■ Testo fornito
++++

Una nuova ricerca, coordinata dal Dipartimento di Scienze Chimiche e Geologiche dell’Università di Modena e Reggio Emilia (Unimore), ha ricostruito la vita degli elefanti a zanne dritte (Palaeoloxodon antiquus) vissuti 125mila anni fa. Lo studio, pubblicato sulla rivista scientifica Science Advances, ha fatto luce anche sul complesso rapporto tra questi enormi mammiferi e i gruppi di Neanderthal che li cacciavano.
Al centro dell’indagine sono stati posti i denti fossili, considerati veri e propri archivi naturali. Lo smalto dentale, in particolare, cresce lentamente nel corso della vita di un animale, conservando al suo interno le tracce chimiche dell’ambiente, dell’alimentazione e dei movimenti. Ogni strato del dente funziona come la pagina di un diario, registrando informazioni preziose che permettono di seguire gli individui nel tempo.

++++

■ Dati mostrati

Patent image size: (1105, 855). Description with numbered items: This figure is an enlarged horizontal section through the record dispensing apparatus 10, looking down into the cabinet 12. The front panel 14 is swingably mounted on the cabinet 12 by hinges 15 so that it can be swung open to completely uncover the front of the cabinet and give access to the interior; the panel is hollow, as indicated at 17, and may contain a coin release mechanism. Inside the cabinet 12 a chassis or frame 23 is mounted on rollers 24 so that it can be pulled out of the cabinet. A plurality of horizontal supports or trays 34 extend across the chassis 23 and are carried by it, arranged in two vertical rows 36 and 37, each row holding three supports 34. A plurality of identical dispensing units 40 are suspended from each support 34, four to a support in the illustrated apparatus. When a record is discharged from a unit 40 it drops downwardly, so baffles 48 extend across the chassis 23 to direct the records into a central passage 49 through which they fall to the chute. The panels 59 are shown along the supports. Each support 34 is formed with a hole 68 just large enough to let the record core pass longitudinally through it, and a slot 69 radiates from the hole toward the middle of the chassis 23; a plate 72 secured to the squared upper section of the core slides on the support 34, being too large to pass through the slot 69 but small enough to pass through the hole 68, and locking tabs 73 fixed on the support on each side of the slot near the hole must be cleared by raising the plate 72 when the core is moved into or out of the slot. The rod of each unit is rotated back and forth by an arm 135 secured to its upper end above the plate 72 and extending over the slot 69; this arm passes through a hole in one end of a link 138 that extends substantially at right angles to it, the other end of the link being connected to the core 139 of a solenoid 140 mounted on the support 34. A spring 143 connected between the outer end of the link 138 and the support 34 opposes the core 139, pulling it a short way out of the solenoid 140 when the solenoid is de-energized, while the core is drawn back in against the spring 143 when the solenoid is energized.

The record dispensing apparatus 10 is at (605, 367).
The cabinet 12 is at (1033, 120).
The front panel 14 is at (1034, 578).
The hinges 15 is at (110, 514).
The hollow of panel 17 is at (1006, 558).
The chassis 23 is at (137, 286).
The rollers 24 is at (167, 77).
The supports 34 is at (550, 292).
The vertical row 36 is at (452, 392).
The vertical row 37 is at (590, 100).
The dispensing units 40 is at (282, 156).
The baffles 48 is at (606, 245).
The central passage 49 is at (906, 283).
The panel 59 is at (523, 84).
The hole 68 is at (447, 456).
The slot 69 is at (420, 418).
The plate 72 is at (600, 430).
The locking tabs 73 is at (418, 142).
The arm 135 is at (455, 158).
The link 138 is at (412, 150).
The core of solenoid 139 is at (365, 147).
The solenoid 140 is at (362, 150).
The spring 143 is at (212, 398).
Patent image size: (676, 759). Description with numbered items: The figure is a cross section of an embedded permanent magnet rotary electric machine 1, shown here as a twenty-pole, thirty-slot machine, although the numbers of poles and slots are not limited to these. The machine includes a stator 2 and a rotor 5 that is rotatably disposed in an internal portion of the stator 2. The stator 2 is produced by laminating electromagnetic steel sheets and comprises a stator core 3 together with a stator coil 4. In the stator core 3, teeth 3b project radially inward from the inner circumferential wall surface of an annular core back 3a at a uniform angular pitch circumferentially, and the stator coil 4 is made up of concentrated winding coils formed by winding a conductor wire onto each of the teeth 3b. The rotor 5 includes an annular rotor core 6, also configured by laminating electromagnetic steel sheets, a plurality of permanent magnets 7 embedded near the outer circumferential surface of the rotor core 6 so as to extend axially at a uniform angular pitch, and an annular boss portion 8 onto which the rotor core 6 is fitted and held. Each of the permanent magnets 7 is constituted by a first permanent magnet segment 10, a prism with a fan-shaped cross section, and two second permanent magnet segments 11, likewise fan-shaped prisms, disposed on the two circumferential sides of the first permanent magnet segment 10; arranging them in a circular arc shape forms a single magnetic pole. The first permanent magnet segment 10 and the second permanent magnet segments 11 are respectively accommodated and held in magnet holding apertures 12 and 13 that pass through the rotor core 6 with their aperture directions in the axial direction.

++++

■ Cosa fare
(A) Ricopia il passo del testo fornito che comincia con "Una nuova ricerca, coordinata" e si ferma dopo "che li cacciavano.", mettendo "pachidermi" al posto di "elefanti".
(B) Su quale rivista scientifica è stato pubblicato lo studio sugli elefanti a zanne dritte?

■ Elenco risposte
(A)
Una nuova ricerca, coordinata dal Dipartimento di Scienze Chimiche e Geologiche dell’Università di Modena e Reggio Emilia (Unimore), ha ricostruito la vita degli pachidermi a zanne dritte (Palaeoloxodon antiquus) vissuti 125mila anni fa. Lo studio, pubblicato sulla rivista scientifica Science Advances, ha fatto luce anche sul complesso rapporto tra questi enormi mammiferi e i gruppi di Neanderthal che li cacciavano.

(B) Science Advances.